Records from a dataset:
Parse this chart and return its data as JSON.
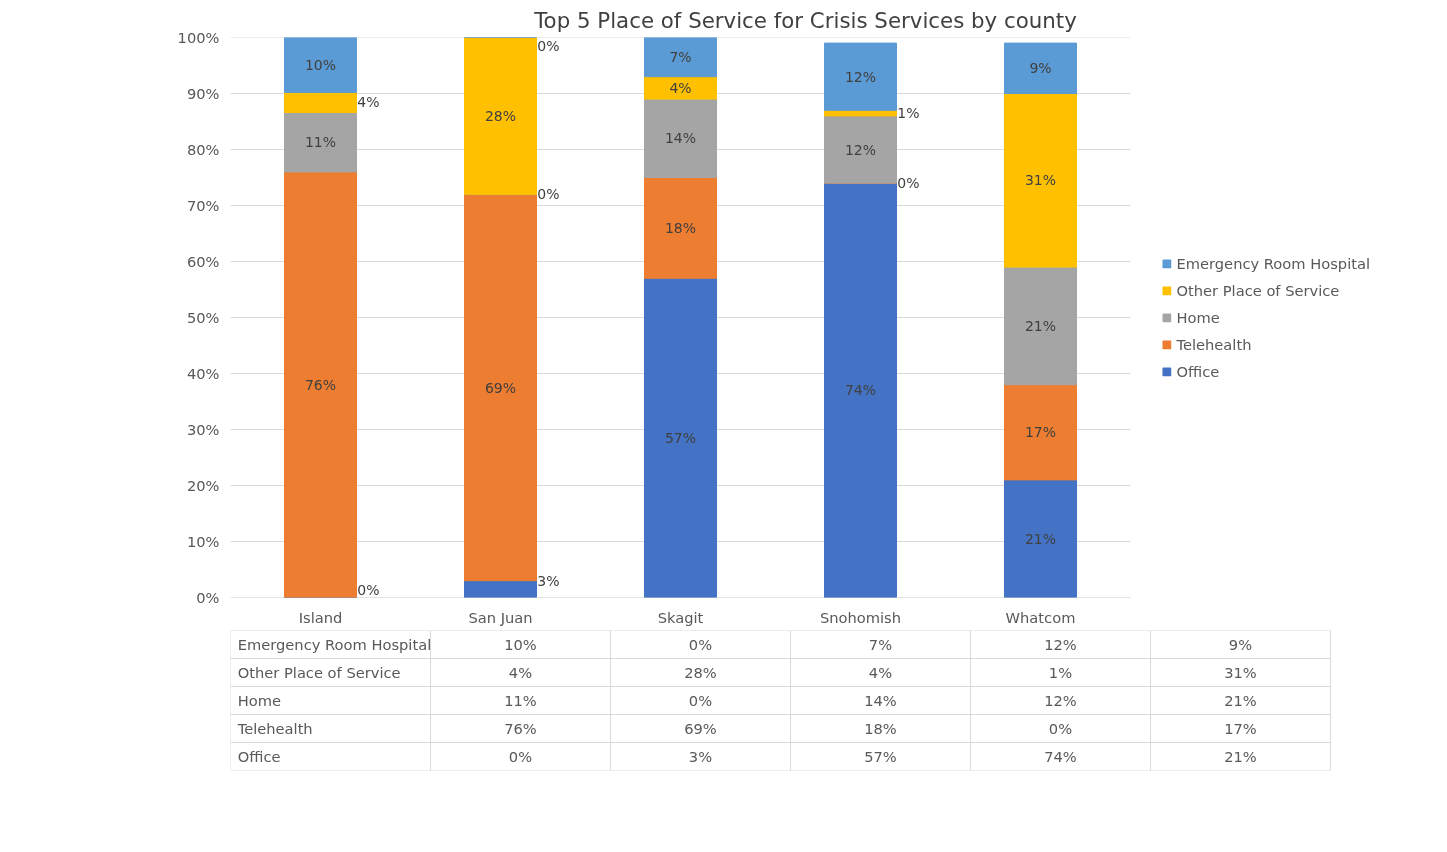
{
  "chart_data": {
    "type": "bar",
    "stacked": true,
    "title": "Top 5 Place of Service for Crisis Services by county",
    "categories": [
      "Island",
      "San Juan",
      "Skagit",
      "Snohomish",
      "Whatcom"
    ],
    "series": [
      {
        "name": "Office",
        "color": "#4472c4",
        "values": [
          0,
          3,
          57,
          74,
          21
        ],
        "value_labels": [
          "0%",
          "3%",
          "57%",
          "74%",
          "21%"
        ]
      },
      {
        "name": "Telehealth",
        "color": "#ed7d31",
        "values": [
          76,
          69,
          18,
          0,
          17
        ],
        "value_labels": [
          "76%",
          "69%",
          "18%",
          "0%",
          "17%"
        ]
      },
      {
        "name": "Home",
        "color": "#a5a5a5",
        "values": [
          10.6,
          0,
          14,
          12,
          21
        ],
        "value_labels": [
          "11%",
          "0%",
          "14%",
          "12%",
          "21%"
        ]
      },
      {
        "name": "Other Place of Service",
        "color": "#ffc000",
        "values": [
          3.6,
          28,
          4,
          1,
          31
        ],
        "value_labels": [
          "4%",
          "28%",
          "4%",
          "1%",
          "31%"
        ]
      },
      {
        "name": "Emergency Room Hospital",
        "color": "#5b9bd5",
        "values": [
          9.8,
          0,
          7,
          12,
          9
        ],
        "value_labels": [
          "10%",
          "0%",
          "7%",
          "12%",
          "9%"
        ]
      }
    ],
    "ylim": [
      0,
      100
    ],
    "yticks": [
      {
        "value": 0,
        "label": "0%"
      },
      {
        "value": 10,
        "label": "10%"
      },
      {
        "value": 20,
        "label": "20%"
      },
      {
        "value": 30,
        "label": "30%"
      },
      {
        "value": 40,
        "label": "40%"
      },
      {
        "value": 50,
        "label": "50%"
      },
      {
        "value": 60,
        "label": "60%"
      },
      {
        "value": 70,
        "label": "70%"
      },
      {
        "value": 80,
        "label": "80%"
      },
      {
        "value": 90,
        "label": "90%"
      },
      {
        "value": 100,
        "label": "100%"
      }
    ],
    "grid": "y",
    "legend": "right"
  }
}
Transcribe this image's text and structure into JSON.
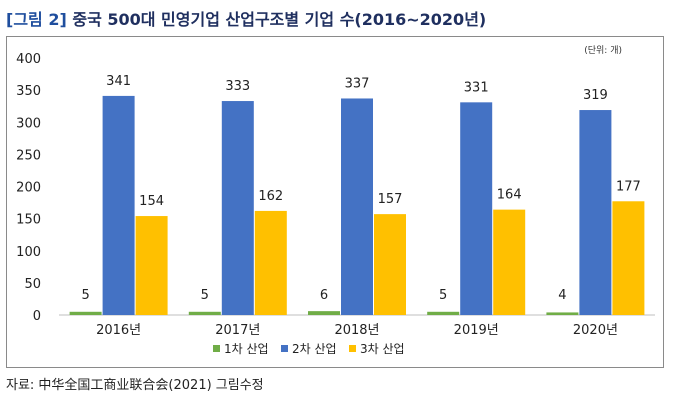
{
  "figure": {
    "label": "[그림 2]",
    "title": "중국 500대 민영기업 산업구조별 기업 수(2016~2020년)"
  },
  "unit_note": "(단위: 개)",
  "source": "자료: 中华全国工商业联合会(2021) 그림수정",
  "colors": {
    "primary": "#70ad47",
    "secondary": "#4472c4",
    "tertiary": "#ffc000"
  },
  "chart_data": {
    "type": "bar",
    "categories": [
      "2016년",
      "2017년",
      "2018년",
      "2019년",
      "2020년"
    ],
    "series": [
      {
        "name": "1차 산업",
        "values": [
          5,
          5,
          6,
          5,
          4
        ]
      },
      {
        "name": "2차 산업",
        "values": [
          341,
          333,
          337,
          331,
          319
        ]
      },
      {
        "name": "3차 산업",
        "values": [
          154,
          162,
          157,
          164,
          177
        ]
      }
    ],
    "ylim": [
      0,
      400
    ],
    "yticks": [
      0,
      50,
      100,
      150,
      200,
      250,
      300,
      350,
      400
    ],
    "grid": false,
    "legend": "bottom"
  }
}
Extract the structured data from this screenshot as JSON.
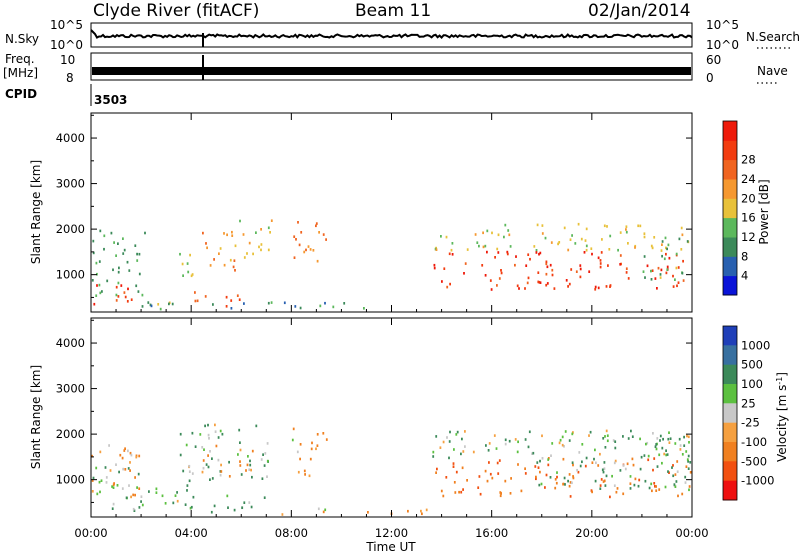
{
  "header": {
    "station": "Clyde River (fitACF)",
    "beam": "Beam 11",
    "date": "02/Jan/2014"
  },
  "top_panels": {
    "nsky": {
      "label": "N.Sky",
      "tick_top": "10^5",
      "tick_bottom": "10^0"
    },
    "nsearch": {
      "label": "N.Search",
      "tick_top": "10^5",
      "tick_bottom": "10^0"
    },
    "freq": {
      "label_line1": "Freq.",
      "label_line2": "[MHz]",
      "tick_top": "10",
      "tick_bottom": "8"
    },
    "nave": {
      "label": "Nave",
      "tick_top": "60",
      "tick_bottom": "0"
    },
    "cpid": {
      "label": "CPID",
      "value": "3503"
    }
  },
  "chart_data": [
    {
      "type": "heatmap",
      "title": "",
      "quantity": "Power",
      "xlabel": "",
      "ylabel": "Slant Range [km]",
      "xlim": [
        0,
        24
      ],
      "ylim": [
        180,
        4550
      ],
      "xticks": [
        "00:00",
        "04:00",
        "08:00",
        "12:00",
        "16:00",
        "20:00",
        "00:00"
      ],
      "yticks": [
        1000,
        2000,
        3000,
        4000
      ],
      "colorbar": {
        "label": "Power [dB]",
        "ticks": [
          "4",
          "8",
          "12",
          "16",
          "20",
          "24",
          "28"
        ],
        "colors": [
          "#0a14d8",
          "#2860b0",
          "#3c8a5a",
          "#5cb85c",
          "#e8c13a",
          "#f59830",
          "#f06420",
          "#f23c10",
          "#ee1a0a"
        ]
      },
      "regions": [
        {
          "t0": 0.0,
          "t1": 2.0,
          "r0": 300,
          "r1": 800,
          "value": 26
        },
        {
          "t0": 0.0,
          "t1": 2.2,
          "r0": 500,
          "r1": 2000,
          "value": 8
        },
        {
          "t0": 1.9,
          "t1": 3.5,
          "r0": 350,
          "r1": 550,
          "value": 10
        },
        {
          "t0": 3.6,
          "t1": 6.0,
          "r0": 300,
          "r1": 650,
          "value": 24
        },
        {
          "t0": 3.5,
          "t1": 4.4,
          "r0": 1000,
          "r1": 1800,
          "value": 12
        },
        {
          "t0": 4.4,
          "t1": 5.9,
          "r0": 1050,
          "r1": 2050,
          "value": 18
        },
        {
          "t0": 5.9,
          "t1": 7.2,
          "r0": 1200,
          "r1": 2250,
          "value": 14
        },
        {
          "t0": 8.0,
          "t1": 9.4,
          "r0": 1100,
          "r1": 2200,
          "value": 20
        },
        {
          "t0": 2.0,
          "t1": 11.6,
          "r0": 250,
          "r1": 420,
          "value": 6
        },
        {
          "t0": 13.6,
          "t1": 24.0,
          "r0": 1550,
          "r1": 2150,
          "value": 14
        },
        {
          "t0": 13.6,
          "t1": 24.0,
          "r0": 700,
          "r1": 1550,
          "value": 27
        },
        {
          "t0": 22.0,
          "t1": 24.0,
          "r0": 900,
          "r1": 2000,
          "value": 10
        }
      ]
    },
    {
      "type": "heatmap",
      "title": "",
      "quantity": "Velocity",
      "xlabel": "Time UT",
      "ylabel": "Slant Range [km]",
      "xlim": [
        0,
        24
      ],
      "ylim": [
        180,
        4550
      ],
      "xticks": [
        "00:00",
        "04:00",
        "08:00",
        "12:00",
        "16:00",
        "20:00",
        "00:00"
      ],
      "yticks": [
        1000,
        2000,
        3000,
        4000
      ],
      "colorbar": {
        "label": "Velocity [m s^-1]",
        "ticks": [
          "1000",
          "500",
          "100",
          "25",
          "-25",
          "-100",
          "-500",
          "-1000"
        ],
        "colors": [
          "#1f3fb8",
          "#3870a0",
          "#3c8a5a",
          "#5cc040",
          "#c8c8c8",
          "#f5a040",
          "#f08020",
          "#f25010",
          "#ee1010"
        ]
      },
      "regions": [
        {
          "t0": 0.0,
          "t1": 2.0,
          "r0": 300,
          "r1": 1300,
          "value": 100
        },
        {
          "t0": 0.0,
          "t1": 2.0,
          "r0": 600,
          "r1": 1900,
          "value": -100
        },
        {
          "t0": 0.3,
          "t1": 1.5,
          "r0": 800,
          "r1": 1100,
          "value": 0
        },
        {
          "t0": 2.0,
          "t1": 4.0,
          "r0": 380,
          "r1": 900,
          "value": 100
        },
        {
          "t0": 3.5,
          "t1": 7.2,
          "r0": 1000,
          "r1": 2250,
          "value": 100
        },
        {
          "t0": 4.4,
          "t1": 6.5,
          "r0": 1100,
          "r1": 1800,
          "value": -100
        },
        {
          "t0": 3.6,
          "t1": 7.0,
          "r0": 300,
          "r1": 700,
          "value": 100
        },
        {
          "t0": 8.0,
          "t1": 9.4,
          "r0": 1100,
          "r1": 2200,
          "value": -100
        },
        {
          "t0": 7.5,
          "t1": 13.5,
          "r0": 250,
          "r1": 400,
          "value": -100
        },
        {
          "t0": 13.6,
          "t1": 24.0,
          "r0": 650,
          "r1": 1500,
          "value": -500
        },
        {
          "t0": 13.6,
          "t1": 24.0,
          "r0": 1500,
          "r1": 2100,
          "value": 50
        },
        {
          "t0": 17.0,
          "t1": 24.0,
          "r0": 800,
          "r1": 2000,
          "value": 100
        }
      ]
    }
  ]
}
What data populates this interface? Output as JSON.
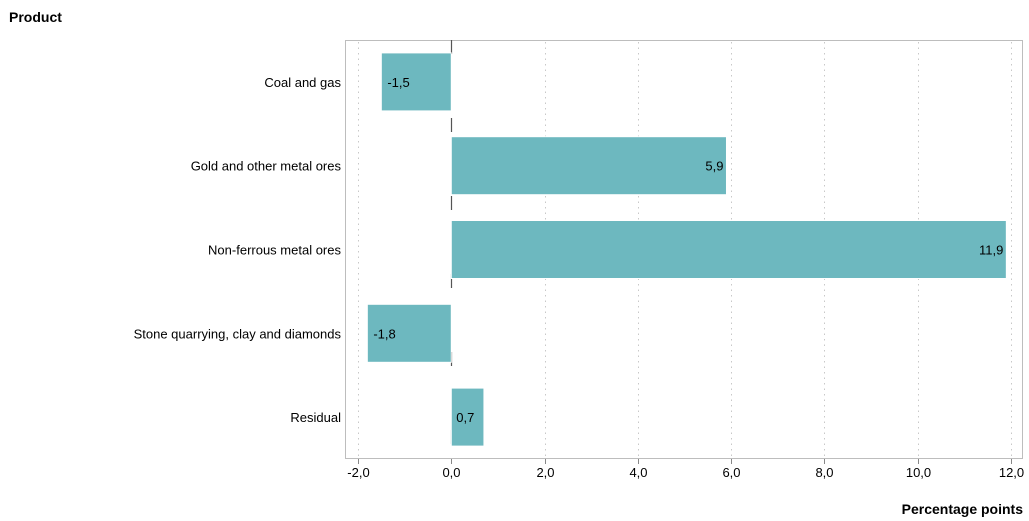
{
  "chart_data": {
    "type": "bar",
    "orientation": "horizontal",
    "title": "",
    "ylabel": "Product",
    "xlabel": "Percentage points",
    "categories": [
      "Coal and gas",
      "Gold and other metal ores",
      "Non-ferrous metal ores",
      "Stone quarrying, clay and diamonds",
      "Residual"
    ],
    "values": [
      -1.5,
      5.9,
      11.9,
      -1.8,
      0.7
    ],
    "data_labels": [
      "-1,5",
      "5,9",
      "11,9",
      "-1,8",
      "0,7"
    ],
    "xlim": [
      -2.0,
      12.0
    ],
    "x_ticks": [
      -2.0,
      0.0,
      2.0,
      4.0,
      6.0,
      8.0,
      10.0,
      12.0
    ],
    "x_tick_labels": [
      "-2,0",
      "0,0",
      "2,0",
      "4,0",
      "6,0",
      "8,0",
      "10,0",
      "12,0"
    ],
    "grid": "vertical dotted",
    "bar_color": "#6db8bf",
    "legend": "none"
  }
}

TASK DETAILS:
Find each line holding the string "ores" and copy it out.

FULL RESPONSE:
      "Gold and other metal ores",
      "Non-ferrous metal ores",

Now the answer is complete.